— BEGIN —

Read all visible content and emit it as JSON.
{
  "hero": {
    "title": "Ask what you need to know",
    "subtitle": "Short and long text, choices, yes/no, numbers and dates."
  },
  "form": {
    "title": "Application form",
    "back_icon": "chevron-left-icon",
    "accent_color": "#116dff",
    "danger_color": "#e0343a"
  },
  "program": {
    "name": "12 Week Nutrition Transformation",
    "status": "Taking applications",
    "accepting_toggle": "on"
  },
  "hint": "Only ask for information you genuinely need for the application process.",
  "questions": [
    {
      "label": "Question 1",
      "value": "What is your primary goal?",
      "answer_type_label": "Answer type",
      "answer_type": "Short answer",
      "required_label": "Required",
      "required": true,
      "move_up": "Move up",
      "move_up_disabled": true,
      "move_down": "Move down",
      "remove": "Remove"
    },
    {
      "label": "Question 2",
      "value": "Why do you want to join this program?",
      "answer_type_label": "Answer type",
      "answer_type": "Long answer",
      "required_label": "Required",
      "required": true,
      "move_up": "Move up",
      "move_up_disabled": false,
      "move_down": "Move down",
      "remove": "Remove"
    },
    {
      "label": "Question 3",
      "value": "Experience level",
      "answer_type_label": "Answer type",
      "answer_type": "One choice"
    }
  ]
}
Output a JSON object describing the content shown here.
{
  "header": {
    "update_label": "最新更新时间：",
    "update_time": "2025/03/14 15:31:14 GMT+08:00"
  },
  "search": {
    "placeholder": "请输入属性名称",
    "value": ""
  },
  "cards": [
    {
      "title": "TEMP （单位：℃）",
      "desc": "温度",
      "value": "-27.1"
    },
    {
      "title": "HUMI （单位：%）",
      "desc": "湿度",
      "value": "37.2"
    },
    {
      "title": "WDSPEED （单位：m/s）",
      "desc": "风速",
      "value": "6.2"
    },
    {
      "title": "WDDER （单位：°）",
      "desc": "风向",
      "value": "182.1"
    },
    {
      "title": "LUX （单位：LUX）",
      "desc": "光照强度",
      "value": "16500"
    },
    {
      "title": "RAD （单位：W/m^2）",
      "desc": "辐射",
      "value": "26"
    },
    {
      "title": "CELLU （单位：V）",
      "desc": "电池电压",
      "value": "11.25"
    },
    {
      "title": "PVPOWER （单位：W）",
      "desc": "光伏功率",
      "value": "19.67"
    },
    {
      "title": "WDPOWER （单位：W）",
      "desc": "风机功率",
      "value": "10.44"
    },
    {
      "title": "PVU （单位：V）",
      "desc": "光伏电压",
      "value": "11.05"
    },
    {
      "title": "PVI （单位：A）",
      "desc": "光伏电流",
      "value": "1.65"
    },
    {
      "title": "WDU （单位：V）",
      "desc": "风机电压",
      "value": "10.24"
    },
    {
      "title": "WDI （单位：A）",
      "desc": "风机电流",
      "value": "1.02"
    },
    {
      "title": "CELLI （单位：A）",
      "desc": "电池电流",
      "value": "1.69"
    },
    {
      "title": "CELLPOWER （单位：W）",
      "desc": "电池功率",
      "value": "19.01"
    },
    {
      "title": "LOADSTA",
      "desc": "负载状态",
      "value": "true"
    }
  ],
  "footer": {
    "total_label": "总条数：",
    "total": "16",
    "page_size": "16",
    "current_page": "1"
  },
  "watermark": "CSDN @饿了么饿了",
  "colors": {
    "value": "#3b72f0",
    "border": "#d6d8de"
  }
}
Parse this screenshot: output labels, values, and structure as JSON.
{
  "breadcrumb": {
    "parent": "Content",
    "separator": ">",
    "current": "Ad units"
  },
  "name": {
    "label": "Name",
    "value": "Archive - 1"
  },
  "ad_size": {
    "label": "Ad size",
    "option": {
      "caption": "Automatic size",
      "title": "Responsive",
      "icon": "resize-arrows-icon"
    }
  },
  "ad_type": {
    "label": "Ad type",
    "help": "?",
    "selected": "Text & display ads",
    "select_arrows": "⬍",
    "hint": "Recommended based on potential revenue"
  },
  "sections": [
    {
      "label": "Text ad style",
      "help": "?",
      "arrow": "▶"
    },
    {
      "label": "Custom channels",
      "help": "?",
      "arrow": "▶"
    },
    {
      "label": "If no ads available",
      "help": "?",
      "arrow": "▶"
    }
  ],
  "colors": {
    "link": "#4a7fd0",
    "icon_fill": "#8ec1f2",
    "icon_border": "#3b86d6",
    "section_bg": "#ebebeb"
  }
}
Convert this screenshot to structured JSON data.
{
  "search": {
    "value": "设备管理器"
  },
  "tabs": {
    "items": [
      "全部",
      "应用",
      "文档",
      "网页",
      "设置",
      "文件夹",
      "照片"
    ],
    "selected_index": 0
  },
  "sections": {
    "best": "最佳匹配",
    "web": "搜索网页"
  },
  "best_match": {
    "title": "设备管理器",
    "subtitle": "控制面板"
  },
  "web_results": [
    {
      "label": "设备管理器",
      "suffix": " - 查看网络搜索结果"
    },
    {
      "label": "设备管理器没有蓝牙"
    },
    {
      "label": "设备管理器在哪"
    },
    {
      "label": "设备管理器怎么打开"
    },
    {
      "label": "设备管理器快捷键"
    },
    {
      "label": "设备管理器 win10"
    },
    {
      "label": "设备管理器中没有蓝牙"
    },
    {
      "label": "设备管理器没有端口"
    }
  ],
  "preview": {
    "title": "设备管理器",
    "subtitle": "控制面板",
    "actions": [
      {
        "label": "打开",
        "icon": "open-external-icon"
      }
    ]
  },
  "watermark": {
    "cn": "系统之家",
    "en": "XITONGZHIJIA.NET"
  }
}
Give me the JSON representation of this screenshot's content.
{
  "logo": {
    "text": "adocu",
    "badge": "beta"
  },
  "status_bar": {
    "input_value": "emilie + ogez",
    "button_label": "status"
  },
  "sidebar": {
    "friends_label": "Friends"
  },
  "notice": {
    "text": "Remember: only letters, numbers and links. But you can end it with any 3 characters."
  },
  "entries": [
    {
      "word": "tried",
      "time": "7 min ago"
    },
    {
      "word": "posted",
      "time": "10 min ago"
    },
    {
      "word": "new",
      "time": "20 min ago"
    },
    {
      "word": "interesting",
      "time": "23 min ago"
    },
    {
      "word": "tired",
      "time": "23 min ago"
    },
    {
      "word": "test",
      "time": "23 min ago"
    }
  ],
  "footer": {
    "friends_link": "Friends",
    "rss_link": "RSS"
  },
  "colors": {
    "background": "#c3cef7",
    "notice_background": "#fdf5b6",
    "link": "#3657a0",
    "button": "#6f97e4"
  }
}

— END —

*EXERCISE:* Reproduce each record exactly, leaving nothing out.

*ANSWER IN FULL:*
Read all visible content and emit it as JSON.
{
  "hero": {
    "title": "Ask what you need to know",
    "subtitle": "Short and long text, choices, yes/no, numbers and dates."
  },
  "form": {
    "title": "Application form",
    "back_icon": "chevron-left-icon",
    "accent_color": "#116dff",
    "danger_color": "#e0343a"
  },
  "program": {
    "name": "12 Week Nutrition Transformation",
    "status": "Taking applications",
    "accepting_toggle": "on"
  },
  "hint": "Only ask for information you genuinely need for the application process.",
  "questions": [
    {
      "label": "Question 1",
      "value": "What is your primary goal?",
      "answer_type_label": "Answer type",
      "answer_type": "Short answer",
      "required_label": "Required",
      "required": true,
      "move_up": "Move up",
      "move_up_disabled": true,
      "move_down": "Move down",
      "remove": "Remove"
    },
    {
      "label": "Question 2",
      "value": "Why do you want to join this program?",
      "answer_type_label": "Answer type",
      "answer_type": "Long answer",
      "required_label": "Required",
      "required": true,
      "move_up": "Move up",
      "move_up_disabled": false,
      "move_down": "Move down",
      "remove": "Remove"
    },
    {
      "label": "Question 3",
      "value": "Experience level",
      "answer_type_label": "Answer type",
      "answer_type": "One choice"
    }
  ]
}
Output a JSON object describing the content shown here.
{
  "header": {
    "update_label": "最新更新时间：",
    "update_time": "2025/03/14 15:31:14 GMT+08:00"
  },
  "search": {
    "placeholder": "请输入属性名称",
    "value": ""
  },
  "cards": [
    {
      "title": "TEMP （单位：℃）",
      "desc": "温度",
      "value": "-27.1"
    },
    {
      "title": "HUMI （单位：%）",
      "desc": "湿度",
      "value": "37.2"
    },
    {
      "title": "WDSPEED （单位：m/s）",
      "desc": "风速",
      "value": "6.2"
    },
    {
      "title": "WDDER （单位：°）",
      "desc": "风向",
      "value": "182.1"
    },
    {
      "title": "LUX （单位：LUX）",
      "desc": "光照强度",
      "value": "16500"
    },
    {
      "title": "RAD （单位：W/m^2）",
      "desc": "辐射",
      "value": "26"
    },
    {
      "title": "CELLU （单位：V）",
      "desc": "电池电压",
      "value": "11.25"
    },
    {
      "title": "PVPOWER （单位：W）",
      "desc": "光伏功率",
      "value": "19.67"
    },
    {
      "title": "WDPOWER （单位：W）",
      "desc": "风机功率",
      "value": "10.44"
    },
    {
      "title": "PVU （单位：V）",
      "desc": "光伏电压",
      "value": "11.05"
    },
    {
      "title": "PVI （单位：A）",
      "desc": "光伏电流",
      "value": "1.65"
    },
    {
      "title": "WDU （单位：V）",
      "desc": "风机电压",
      "value": "10.24"
    },
    {
      "title": "WDI （单位：A）",
      "desc": "风机电流",
      "value": "1.02"
    },
    {
      "title": "CELLI （单位：A）",
      "desc": "电池电流",
      "value": "1.69"
    },
    {
      "title": "CELLPOWER （单位：W）",
      "desc": "电池功率",
      "value": "19.01"
    },
    {
      "title": "LOADSTA",
      "desc": "负载状态",
      "value": "true"
    }
  ],
  "footer": {
    "total_label": "总条数：",
    "total": "16",
    "page_size": "16",
    "current_page": "1"
  },
  "watermark": "CSDN @饿了么饿了",
  "colors": {
    "value": "#3b72f0",
    "border": "#d6d8de"
  }
}
Parse this screenshot: output labels, values, and structure as JSON.
{
  "breadcrumb": {
    "parent": "Content",
    "separator": ">",
    "current": "Ad units"
  },
  "name": {
    "label": "Name",
    "value": "Archive - 1"
  },
  "ad_size": {
    "label": "Ad size",
    "option": {
      "caption": "Automatic size",
      "title": "Responsive",
      "icon": "resize-arrows-icon"
    }
  },
  "ad_type": {
    "label": "Ad type",
    "help": "?",
    "selected": "Text & display ads",
    "select_arrows": "⬍",
    "hint": "Recommended based on potential revenue"
  },
  "sections": [
    {
      "label": "Text ad style",
      "help": "?",
      "arrow": "▶"
    },
    {
      "label": "Custom channels",
      "help": "?",
      "arrow": "▶"
    },
    {
      "label": "If no ads available",
      "help": "?",
      "arrow": "▶"
    }
  ],
  "colors": {
    "link": "#4a7fd0",
    "icon_fill": "#8ec1f2",
    "icon_border": "#3b86d6",
    "section_bg": "#ebebeb"
  }
}
Convert this screenshot to structured JSON data.
{
  "search": {
    "value": "设备管理器"
  },
  "tabs": {
    "items": [
      "全部",
      "应用",
      "文档",
      "网页",
      "设置",
      "文件夹",
      "照片"
    ],
    "selected_index": 0
  },
  "sections": {
    "best": "最佳匹配",
    "web": "搜索网页"
  },
  "best_match": {
    "title": "设备管理器",
    "subtitle": "控制面板"
  },
  "web_results": [
    {
      "label": "设备管理器",
      "suffix": " - 查看网络搜索结果"
    },
    {
      "label": "设备管理器没有蓝牙"
    },
    {
      "label": "设备管理器在哪"
    },
    {
      "label": "设备管理器怎么打开"
    },
    {
      "label": "设备管理器快捷键"
    },
    {
      "label": "设备管理器 win10"
    },
    {
      "label": "设备管理器中没有蓝牙"
    },
    {
      "label": "设备管理器没有端口"
    }
  ],
  "preview": {
    "title": "设备管理器",
    "subtitle": "控制面板",
    "actions": [
      {
        "label": "打开",
        "icon": "open-external-icon"
      }
    ]
  },
  "watermark": {
    "cn": "系统之家",
    "en": "XITONGZHIJIA.NET"
  }
}
Give me the JSON representation of this screenshot's content.
{
  "logo": {
    "text": "adocu",
    "badge": "beta"
  },
  "status_bar": {
    "input_value": "emilie + ogez",
    "button_label": "status"
  },
  "sidebar": {
    "friends_label": "Friends"
  },
  "notice": {
    "text": "Remember: only letters, numbers and links. But you can end it with any 3 characters."
  },
  "entries": [
    {
      "word": "tried",
      "time": "7 min ago"
    },
    {
      "word": "posted",
      "time": "10 min ago"
    },
    {
      "word": "new",
      "time": "20 min ago"
    },
    {
      "word": "interesting",
      "time": "23 min ago"
    },
    {
      "word": "tired",
      "time": "23 min ago"
    },
    {
      "word": "test",
      "time": "23 min ago"
    }
  ],
  "footer": {
    "friends_link": "Friends",
    "rss_link": "RSS"
  },
  "colors": {
    "background": "#c3cef7",
    "notice_background": "#fdf5b6",
    "link": "#3657a0",
    "button": "#6f97e4"
  }
}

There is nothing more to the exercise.